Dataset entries

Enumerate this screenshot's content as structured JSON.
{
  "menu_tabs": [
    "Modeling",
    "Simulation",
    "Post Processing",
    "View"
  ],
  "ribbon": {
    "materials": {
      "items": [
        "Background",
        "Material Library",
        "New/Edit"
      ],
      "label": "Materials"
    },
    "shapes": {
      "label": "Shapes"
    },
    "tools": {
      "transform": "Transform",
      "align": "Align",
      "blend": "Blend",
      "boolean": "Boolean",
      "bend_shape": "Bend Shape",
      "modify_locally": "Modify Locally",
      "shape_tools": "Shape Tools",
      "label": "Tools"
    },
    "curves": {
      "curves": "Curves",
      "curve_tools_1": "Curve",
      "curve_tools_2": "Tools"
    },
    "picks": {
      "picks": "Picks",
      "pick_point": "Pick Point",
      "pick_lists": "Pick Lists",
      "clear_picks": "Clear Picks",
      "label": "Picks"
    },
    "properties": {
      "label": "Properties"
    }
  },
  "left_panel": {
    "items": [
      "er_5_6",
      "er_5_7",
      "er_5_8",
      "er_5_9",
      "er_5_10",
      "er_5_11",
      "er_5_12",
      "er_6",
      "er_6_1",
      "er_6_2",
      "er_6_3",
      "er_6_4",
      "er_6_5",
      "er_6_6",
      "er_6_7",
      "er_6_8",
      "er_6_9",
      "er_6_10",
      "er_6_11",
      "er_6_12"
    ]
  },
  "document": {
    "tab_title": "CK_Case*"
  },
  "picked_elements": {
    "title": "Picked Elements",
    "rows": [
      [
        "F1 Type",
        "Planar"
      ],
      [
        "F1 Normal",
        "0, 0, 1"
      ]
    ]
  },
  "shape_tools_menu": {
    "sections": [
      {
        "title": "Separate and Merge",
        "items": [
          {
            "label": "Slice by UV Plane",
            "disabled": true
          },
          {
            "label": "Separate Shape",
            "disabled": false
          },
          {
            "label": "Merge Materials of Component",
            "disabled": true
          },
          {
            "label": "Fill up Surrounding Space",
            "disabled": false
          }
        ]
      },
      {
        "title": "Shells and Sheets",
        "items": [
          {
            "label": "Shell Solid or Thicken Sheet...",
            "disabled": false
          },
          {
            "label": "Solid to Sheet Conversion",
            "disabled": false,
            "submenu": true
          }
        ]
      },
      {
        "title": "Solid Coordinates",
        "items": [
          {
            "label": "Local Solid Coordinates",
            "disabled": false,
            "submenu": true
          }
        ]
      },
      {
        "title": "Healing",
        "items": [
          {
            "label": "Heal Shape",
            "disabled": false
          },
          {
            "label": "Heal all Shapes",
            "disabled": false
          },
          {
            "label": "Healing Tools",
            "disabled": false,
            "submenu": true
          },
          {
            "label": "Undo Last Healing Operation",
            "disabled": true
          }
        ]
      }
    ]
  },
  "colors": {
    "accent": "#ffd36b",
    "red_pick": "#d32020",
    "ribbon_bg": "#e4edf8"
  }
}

▸ **What is asked**
Pick each line holding the word "Healing" out of the data and copy it.

▸ **Full answer**
        "title": "Healing",
            "label": "Healing Tools",
            "label": "Undo Last Healing Operation",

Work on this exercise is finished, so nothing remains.